#### [Task goal]
Output every line of the material exactly, omitting images.

[BEGIN Records for processing]

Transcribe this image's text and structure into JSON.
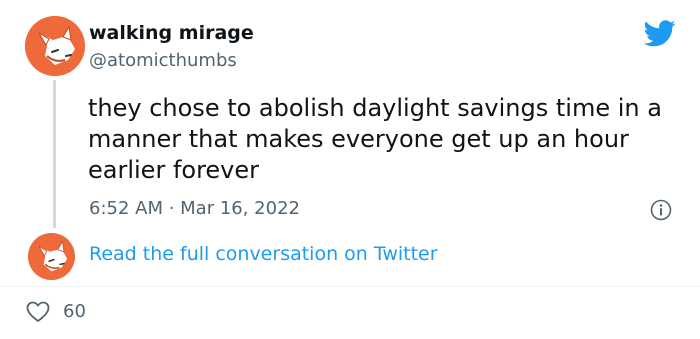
{
  "tweet": {
    "display_name": "walking mirage",
    "handle": "@atomicthumbs",
    "text": "they chose to abolish daylight savings time in a manner that makes everyone get up an hour earlier forever",
    "timestamp": "6:52 AM · Mar 16, 2022",
    "read_more_link": "Read the full conversation on Twitter",
    "like_count": "60"
  },
  "icons": {
    "brand": "twitter-bird-icon",
    "info": "info-icon",
    "like": "heart-icon",
    "avatar": "fox-avatar"
  },
  "colors": {
    "link": "#1d9bf0",
    "avatar_bg": "#ee6a3b",
    "muted_text": "#536471",
    "thread_line": "#cfd9de"
  }
}
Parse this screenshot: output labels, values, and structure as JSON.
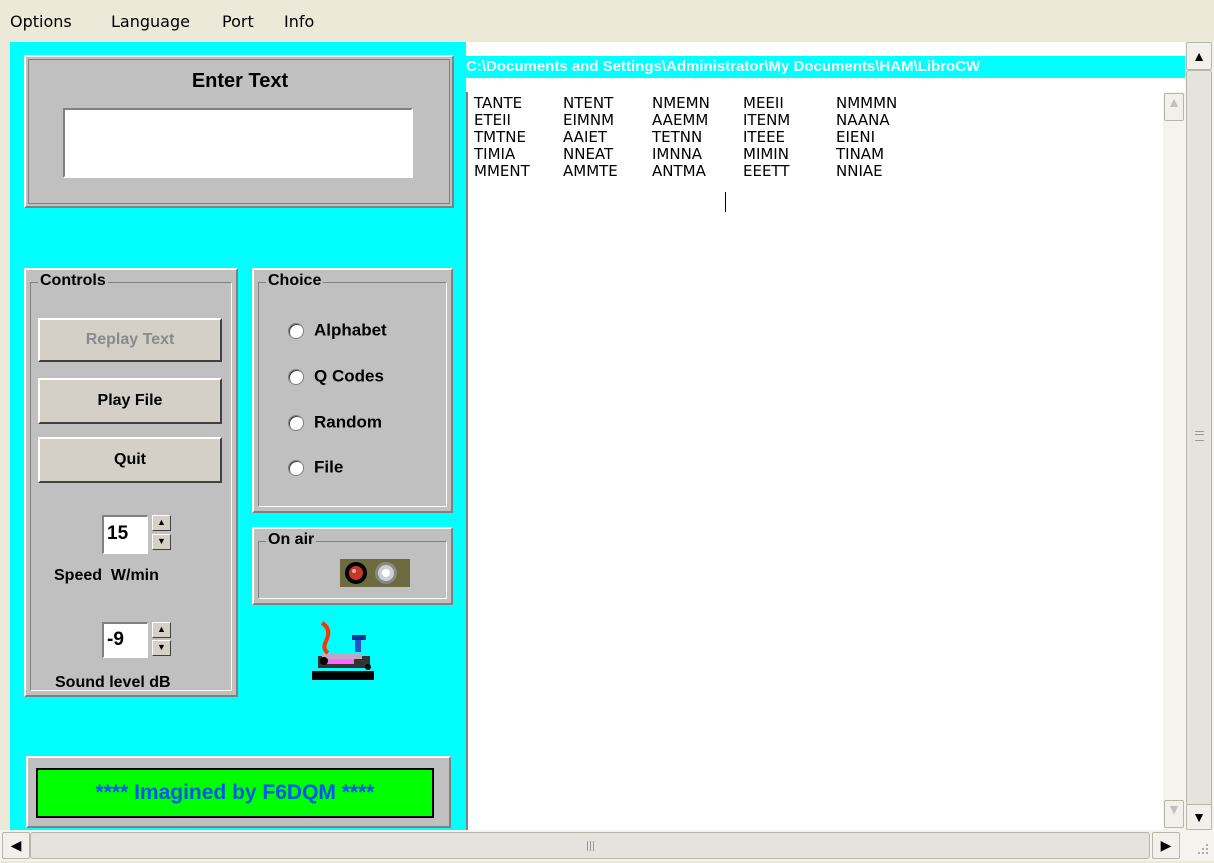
{
  "menu": {
    "items": [
      "Options",
      "Language",
      "Port",
      "Info"
    ]
  },
  "enter_text": {
    "title": "Enter Text",
    "value": ""
  },
  "controls": {
    "title": "Controls",
    "replay_label": "Replay Text",
    "play_label": "Play File",
    "quit_label": "Quit",
    "speed_value": "15",
    "speed_caption": "Speed  W/min",
    "sound_value": "-9",
    "sound_caption": "Sound level dB"
  },
  "choice": {
    "title": "Choice",
    "options": [
      "Alphabet",
      "Q Codes",
      "Random",
      "File"
    ]
  },
  "on_air": {
    "title": "On air"
  },
  "credit": "**** Imagined by F6DQM ****",
  "text_area": {
    "path": "C:\\Documents and Settings\\Administrator\\My Documents\\HAM\\LibroCW",
    "rows": [
      [
        "TANTE",
        "NTENT",
        "NMEMN",
        "MEEII",
        "NMMMN"
      ],
      [
        "ETEII",
        "EIMNM",
        "AAEMM",
        "ITENM",
        "NAANA"
      ],
      [
        "TMTNE",
        "AAIET",
        "TETNN",
        "ITEEE",
        "EIENI"
      ],
      [
        "TIMIA",
        "NNEAT",
        "IMNNA",
        "MIMIN",
        "TINAM"
      ],
      [
        "MMENT",
        "AMMTE",
        "ANTMA",
        "EEETT",
        "NNIAE"
      ]
    ]
  },
  "colors": {
    "form_bg": "#00ffff",
    "credit_bg": "#00ff00",
    "credit_text": "#0055ee"
  },
  "icons": {
    "scroll_up": "caret-up-icon",
    "scroll_down": "caret-down-icon",
    "scroll_left": "caret-left-icon",
    "scroll_right": "caret-right-icon",
    "on_air_indicator": "led-indicator-icon",
    "logo": "morse-key-icon"
  }
}
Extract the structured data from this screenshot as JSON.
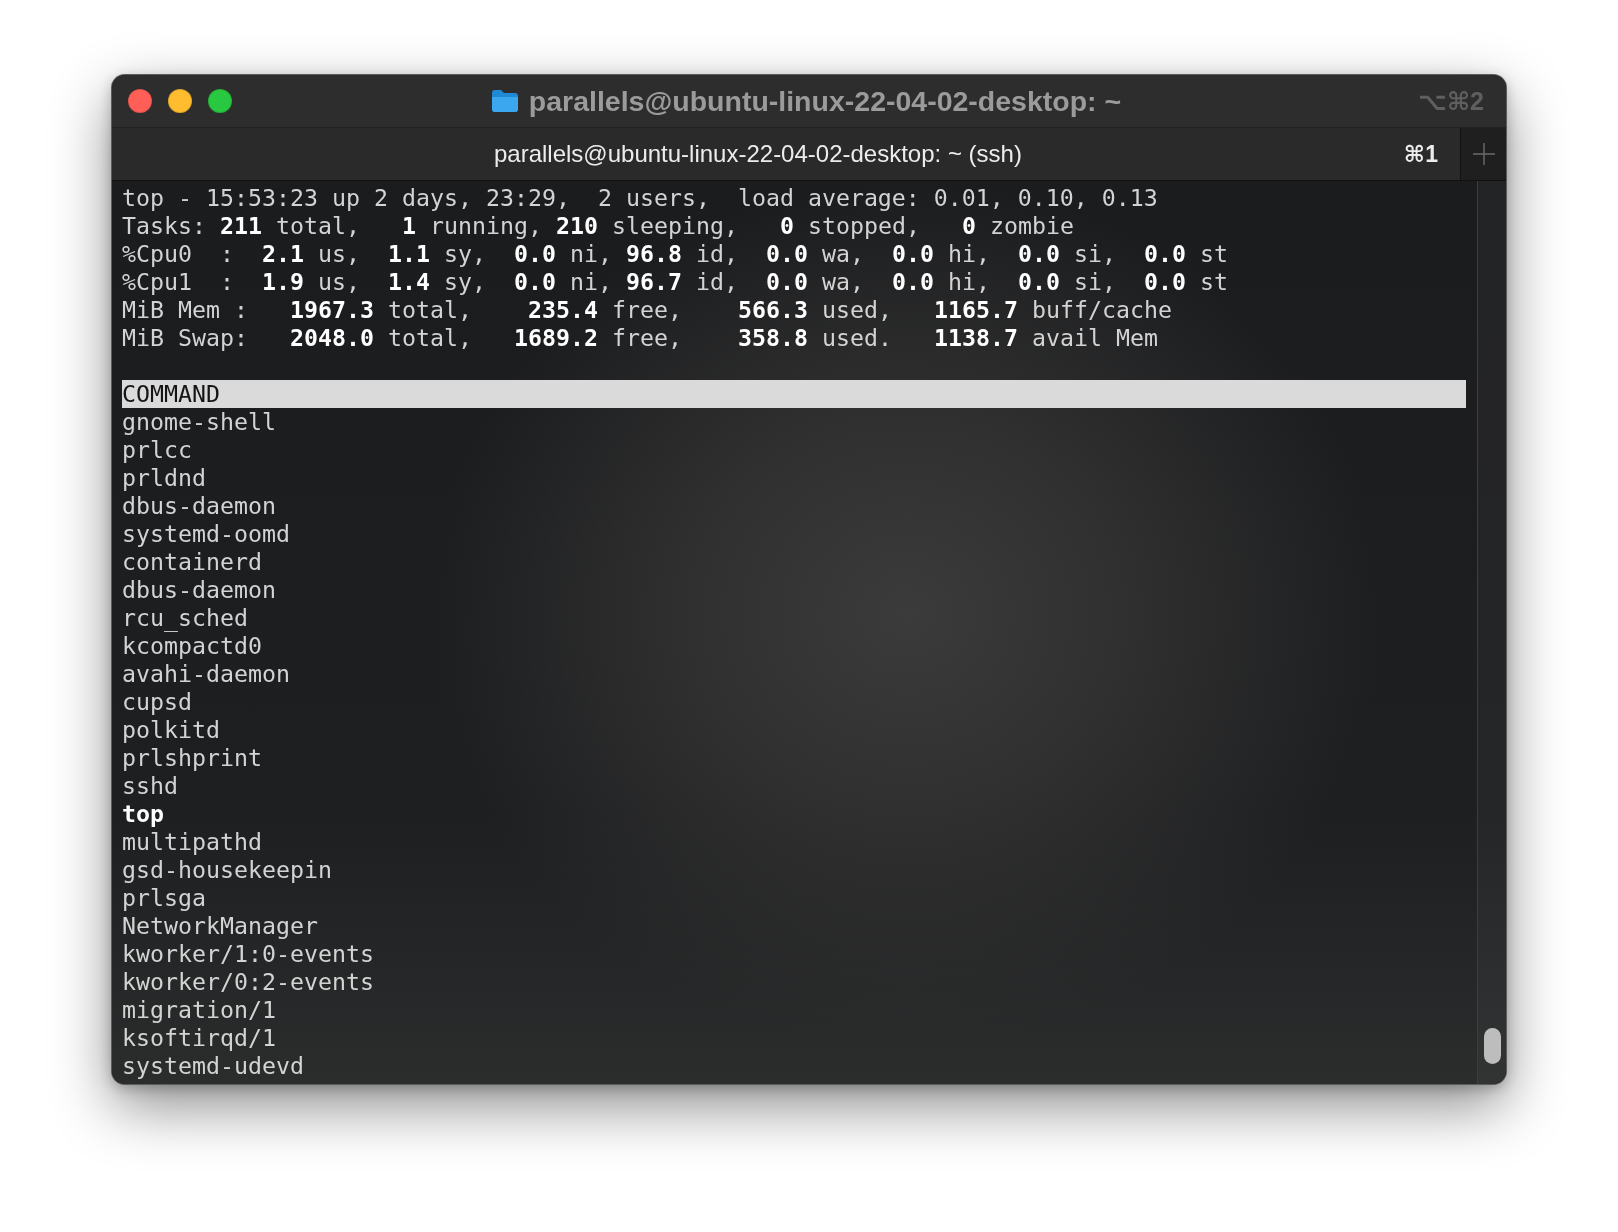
{
  "window": {
    "title": "parallels@ubuntu-linux-22-04-02-desktop: ~",
    "shortcut": "⌥⌘2"
  },
  "tabs": [
    {
      "label": "parallels@ubuntu-linux-22-04-02-desktop: ~ (ssh)",
      "shortcut": "⌘1",
      "selected": true
    }
  ],
  "terminal": {
    "summary_lines": [
      "top - 15:53:23 up 2 days, 23:29,  2 users,  load average: 0.01, 0.10, 0.13",
      "Tasks: **211** total,   **1** running, **210** sleeping,   **0** stopped,   **0** zombie",
      "%Cpu0  :  **2.1** us,  **1.1** sy,  **0.0** ni, **96.8** id,  **0.0** wa,  **0.0** hi,  **0.0** si,  **0.0** st",
      "%Cpu1  :  **1.9** us,  **1.4** sy,  **0.0** ni, **96.7** id,  **0.0** wa,  **0.0** hi,  **0.0** si,  **0.0** st",
      "MiB Mem :   **1967.3** total,    **235.4** free,    **566.3** used,   **1165.7** buff/cache",
      "MiB Swap:   **2048.0** total,   **1689.2** free,    **358.8** used.   **1138.7** avail Mem"
    ],
    "column_header": "COMMAND",
    "processes": [
      {
        "command": "gnome-shell",
        "highlighted": false
      },
      {
        "command": "prlcc",
        "highlighted": false
      },
      {
        "command": "prldnd",
        "highlighted": false
      },
      {
        "command": "dbus-daemon",
        "highlighted": false
      },
      {
        "command": "systemd-oomd",
        "highlighted": false
      },
      {
        "command": "containerd",
        "highlighted": false
      },
      {
        "command": "dbus-daemon",
        "highlighted": false
      },
      {
        "command": "rcu_sched",
        "highlighted": false
      },
      {
        "command": "kcompactd0",
        "highlighted": false
      },
      {
        "command": "avahi-daemon",
        "highlighted": false
      },
      {
        "command": "cupsd",
        "highlighted": false
      },
      {
        "command": "polkitd",
        "highlighted": false
      },
      {
        "command": "prlshprint",
        "highlighted": false
      },
      {
        "command": "sshd",
        "highlighted": false
      },
      {
        "command": "top",
        "highlighted": true
      },
      {
        "command": "multipathd",
        "highlighted": false
      },
      {
        "command": "gsd-housekeepin",
        "highlighted": false
      },
      {
        "command": "prlsga",
        "highlighted": false
      },
      {
        "command": "NetworkManager",
        "highlighted": false
      },
      {
        "command": "kworker/1:0-events",
        "highlighted": false
      },
      {
        "command": "kworker/0:2-events",
        "highlighted": false
      },
      {
        "command": "migration/1",
        "highlighted": false
      },
      {
        "command": "ksoftirqd/1",
        "highlighted": false
      },
      {
        "command": "systemd-udevd",
        "highlighted": false
      }
    ]
  }
}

[END Records for processing]

#### [Exercise answer]
Transcribe this image's text and structure into JSON.
{
  "tweet": {
    "display_name": "walking mirage",
    "handle": "@atomicthumbs",
    "text": "they chose to abolish daylight savings time in a manner that makes everyone get up an hour earlier forever",
    "timestamp": "6:52 AM · Mar 16, 2022",
    "read_more_link": "Read the full conversation on Twitter",
    "like_count": "60"
  },
  "icons": {
    "brand": "twitter-bird-icon",
    "info": "info-icon",
    "like": "heart-icon",
    "avatar": "fox-avatar"
  },
  "colors": {
    "link": "#1d9bf0",
    "avatar_bg": "#ee6a3b",
    "muted_text": "#536471",
    "thread_line": "#cfd9de"
  }
}
Parse this screenshot: output labels, values, and structure as JSON.
{
  "menu": {
    "items": [
      "Options",
      "Language",
      "Port",
      "Info"
    ]
  },
  "enter_text": {
    "title": "Enter Text",
    "value": ""
  },
  "controls": {
    "title": "Controls",
    "replay_label": "Replay Text",
    "play_label": "Play File",
    "quit_label": "Quit",
    "speed_value": "15",
    "speed_caption": "Speed  W/min",
    "sound_value": "-9",
    "sound_caption": "Sound level dB"
  },
  "choice": {
    "title": "Choice",
    "options": [
      "Alphabet",
      "Q Codes",
      "Random",
      "File"
    ]
  },
  "on_air": {
    "title": "On air"
  },
  "credit": "**** Imagined by F6DQM ****",
  "text_area": {
    "path": "C:\\Documents and Settings\\Administrator\\My Documents\\HAM\\LibroCW",
    "rows": [
      [
        "TANTE",
        "NTENT",
        "NMEMN",
        "MEEII",
        "NMMMN"
      ],
      [
        "ETEII",
        "EIMNM",
        "AAEMM",
        "ITENM",
        "NAANA"
      ],
      [
        "TMTNE",
        "AAIET",
        "TETNN",
        "ITEEE",
        "EIENI"
      ],
      [
        "TIMIA",
        "NNEAT",
        "IMNNA",
        "MIMIN",
        "TINAM"
      ],
      [
        "MMENT",
        "AMMTE",
        "ANTMA",
        "EEETT",
        "NNIAE"
      ]
    ]
  },
  "colors": {
    "form_bg": "#00ffff",
    "credit_bg": "#00ff00",
    "credit_text": "#0055ee"
  },
  "icons": {
    "scroll_up": "caret-up-icon",
    "scroll_down": "caret-down-icon",
    "scroll_left": "caret-left-icon",
    "scroll_right": "caret-right-icon",
    "on_air_indicator": "led-indicator-icon",
    "logo": "morse-key-icon"
  }
}
Extract the structured data from this screenshot as JSON.
{
  "window": {
    "title": "parallels@ubuntu-linux-22-04-02-desktop: ~",
    "shortcut": "⌥⌘2"
  },
  "tabs": [
    {
      "label": "parallels@ubuntu-linux-22-04-02-desktop: ~ (ssh)",
      "shortcut": "⌘1",
      "selected": true
    }
  ],
  "terminal": {
    "summary_lines": [
      "top - 15:53:23 up 2 days, 23:29,  2 users,  load average: 0.01, 0.10, 0.13",
      "Tasks: **211** total,   **1** running, **210** sleeping,   **0** stopped,   **0** zombie",
      "%Cpu0  :  **2.1** us,  **1.1** sy,  **0.0** ni, **96.8** id,  **0.0** wa,  **0.0** hi,  **0.0** si,  **0.0** st",
      "%Cpu1  :  **1.9** us,  **1.4** sy,  **0.0** ni, **96.7** id,  **0.0** wa,  **0.0** hi,  **0.0** si,  **0.0** st",
      "MiB Mem :   **1967.3** total,    **235.4** free,    **566.3** used,   **1165.7** buff/cache",
      "MiB Swap:   **2048.0** total,   **1689.2** free,    **358.8** used.   **1138.7** avail Mem"
    ],
    "column_header": "COMMAND",
    "processes": [
      {
        "command": "gnome-shell",
        "highlighted": false
      },
      {
        "command": "prlcc",
        "highlighted": false
      },
      {
        "command": "prldnd",
        "highlighted": false
      },
      {
        "command": "dbus-daemon",
        "highlighted": false
      },
      {
        "command": "systemd-oomd",
        "highlighted": false
      },
      {
        "command": "containerd",
        "highlighted": false
      },
      {
        "command": "dbus-daemon",
        "highlighted": false
      },
      {
        "command": "rcu_sched",
        "highlighted": false
      },
      {
        "command": "kcompactd0",
        "highlighted": false
      },
      {
        "command": "avahi-daemon",
        "highlighted": false
      },
      {
        "command": "cupsd",
        "highlighted": false
      },
      {
        "command": "polkitd",
        "highlighted": false
      },
      {
        "command": "prlshprint",
        "highlighted": false
      },
      {
        "command": "sshd",
        "highlighted": false
      },
      {
        "command": "top",
        "highlighted": true
      },
      {
        "command": "multipathd",
        "highlighted": false
      },
      {
        "command": "gsd-housekeepin",
        "highlighted": false
      },
      {
        "command": "prlsga",
        "highlighted": false
      },
      {
        "command": "NetworkManager",
        "highlighted": false
      },
      {
        "command": "kworker/1:0-events",
        "highlighted": false
      },
      {
        "command": "kworker/0:2-events",
        "highlighted": false
      },
      {
        "command": "migration/1",
        "highlighted": false
      },
      {
        "command": "ksoftirqd/1",
        "highlighted": false
      },
      {
        "command": "systemd-udevd",
        "highlighted": false
      }
    ]
  }
}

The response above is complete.